_Material supplied_.
..........

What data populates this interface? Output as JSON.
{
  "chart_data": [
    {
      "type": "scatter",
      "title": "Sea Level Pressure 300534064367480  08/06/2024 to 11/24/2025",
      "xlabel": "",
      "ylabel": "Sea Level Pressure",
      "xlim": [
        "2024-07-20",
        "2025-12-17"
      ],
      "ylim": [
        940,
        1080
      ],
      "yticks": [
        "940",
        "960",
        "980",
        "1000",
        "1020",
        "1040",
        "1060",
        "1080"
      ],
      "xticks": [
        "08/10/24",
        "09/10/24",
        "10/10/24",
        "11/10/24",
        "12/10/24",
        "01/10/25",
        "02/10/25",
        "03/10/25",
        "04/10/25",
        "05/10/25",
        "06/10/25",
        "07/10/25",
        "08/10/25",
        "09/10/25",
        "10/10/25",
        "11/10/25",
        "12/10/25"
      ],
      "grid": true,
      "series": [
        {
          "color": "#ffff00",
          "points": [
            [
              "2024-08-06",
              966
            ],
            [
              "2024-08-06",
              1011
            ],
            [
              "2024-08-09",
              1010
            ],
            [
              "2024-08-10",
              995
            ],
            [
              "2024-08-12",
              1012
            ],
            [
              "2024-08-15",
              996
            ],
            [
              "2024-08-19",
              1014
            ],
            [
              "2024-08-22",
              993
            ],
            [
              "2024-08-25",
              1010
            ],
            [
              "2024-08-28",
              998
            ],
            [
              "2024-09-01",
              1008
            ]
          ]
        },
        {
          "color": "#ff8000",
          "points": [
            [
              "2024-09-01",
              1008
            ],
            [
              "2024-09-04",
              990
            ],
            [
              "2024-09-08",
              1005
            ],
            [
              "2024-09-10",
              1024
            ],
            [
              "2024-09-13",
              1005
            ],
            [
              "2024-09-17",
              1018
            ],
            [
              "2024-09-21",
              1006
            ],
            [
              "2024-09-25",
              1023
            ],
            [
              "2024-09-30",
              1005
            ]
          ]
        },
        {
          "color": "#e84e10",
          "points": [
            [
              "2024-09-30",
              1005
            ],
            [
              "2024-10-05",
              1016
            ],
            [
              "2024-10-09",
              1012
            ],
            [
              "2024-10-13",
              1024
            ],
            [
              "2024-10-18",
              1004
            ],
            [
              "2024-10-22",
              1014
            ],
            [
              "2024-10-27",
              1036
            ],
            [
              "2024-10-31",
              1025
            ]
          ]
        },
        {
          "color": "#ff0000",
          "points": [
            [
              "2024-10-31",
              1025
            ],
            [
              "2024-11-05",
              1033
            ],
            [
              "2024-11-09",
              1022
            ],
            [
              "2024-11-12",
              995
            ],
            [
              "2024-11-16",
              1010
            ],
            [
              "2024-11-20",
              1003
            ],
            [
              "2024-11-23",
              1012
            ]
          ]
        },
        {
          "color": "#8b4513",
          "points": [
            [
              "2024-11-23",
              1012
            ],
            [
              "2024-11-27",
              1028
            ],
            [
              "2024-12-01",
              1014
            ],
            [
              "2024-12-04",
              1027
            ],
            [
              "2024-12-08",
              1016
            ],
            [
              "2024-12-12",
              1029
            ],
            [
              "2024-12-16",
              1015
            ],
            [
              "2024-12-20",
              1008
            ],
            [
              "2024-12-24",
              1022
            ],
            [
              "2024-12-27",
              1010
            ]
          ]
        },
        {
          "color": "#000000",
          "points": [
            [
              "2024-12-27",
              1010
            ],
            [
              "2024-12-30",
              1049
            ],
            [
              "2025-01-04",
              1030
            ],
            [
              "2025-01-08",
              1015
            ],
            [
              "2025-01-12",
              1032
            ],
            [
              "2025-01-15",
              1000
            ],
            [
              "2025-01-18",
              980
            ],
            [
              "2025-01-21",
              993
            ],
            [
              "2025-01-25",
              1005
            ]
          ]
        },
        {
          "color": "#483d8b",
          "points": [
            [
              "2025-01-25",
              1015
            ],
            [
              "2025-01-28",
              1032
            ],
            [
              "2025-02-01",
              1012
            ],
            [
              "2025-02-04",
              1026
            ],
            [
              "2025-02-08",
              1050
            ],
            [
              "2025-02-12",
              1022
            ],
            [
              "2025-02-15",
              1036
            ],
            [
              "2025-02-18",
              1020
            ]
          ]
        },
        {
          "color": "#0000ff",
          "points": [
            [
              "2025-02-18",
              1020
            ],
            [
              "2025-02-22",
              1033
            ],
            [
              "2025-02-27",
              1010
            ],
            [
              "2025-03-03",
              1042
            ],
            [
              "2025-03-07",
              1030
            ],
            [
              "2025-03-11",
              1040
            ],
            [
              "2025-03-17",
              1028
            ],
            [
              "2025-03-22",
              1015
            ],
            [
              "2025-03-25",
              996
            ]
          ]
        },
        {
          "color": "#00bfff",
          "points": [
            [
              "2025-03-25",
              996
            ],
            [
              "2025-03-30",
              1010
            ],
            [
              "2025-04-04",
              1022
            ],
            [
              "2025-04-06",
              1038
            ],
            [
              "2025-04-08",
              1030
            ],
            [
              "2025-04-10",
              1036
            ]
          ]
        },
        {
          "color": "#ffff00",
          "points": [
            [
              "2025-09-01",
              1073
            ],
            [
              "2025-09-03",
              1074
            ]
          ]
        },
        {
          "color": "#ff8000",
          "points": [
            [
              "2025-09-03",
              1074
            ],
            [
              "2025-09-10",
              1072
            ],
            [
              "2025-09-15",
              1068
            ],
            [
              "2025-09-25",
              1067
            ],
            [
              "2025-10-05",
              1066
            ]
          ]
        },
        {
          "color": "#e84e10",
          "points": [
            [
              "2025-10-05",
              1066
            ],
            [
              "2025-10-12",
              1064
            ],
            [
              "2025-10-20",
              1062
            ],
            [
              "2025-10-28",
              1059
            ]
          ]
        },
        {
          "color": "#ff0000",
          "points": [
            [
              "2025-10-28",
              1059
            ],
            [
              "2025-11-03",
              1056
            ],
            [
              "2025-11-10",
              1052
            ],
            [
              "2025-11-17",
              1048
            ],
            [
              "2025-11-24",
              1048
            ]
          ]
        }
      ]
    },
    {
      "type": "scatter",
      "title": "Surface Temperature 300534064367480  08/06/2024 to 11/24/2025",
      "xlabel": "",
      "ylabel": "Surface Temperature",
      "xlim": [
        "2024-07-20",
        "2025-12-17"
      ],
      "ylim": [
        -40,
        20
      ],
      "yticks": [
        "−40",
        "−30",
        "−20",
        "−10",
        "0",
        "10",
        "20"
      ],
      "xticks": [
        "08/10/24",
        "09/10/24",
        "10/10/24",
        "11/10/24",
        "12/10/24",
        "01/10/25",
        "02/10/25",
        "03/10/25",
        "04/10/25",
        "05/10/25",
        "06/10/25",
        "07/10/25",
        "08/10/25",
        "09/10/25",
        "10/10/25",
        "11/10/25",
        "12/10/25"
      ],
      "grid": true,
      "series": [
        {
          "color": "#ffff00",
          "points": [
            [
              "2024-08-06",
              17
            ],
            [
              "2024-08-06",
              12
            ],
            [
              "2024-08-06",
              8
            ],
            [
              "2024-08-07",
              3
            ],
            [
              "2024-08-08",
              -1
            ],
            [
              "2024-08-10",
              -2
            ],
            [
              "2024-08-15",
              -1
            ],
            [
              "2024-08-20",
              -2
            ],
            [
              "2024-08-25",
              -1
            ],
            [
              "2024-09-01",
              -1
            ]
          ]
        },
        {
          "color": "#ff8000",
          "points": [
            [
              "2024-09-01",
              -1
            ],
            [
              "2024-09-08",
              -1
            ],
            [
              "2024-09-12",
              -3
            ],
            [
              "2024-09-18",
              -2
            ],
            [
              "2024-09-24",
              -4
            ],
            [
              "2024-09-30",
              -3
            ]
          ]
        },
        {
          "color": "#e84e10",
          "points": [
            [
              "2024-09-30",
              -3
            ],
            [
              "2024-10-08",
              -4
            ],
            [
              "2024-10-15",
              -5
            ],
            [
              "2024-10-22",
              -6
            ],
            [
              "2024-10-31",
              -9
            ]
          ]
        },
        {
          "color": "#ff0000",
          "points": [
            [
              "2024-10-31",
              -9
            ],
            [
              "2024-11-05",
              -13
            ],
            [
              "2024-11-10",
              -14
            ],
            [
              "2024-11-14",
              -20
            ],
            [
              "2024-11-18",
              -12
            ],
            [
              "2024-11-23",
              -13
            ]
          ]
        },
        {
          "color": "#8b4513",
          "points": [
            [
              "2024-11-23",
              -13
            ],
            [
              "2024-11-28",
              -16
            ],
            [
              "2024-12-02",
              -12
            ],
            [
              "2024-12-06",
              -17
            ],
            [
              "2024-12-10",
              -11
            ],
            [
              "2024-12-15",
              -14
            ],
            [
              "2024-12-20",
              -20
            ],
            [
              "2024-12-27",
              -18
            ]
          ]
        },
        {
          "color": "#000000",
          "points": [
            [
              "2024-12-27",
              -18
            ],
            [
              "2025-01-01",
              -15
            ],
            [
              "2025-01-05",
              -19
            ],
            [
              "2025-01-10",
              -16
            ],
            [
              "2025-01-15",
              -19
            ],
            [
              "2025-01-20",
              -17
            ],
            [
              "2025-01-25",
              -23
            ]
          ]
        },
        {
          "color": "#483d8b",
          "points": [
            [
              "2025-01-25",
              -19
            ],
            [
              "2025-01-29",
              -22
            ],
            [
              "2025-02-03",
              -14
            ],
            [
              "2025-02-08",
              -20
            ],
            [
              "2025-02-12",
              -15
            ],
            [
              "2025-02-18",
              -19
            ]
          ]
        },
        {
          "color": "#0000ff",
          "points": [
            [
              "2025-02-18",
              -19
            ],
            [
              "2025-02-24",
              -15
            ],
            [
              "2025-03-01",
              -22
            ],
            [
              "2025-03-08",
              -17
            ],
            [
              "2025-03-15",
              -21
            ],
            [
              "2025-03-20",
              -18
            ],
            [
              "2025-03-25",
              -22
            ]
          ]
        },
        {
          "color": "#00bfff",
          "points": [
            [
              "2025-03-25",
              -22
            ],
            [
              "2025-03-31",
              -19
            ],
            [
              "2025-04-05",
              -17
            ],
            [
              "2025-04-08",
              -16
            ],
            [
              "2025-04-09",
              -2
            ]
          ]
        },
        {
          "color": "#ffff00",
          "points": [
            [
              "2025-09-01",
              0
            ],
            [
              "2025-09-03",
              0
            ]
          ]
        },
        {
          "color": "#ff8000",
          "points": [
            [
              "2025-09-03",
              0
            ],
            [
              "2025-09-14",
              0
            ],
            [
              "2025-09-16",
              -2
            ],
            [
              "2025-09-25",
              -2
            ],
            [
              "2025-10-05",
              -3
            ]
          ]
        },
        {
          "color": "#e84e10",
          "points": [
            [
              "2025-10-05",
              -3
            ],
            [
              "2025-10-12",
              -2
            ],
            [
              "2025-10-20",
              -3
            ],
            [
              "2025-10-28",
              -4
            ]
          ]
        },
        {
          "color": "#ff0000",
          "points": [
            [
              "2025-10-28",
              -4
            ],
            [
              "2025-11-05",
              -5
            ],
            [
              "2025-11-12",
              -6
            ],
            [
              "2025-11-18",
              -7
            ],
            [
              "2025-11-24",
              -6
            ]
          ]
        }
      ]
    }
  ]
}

..........

_Exercise_. Search the records for the word "ylabel", then list every line that has it.

_The result_.
      "ylabel": "Sea Level Pressure",
      "ylabel": "Surface Temperature",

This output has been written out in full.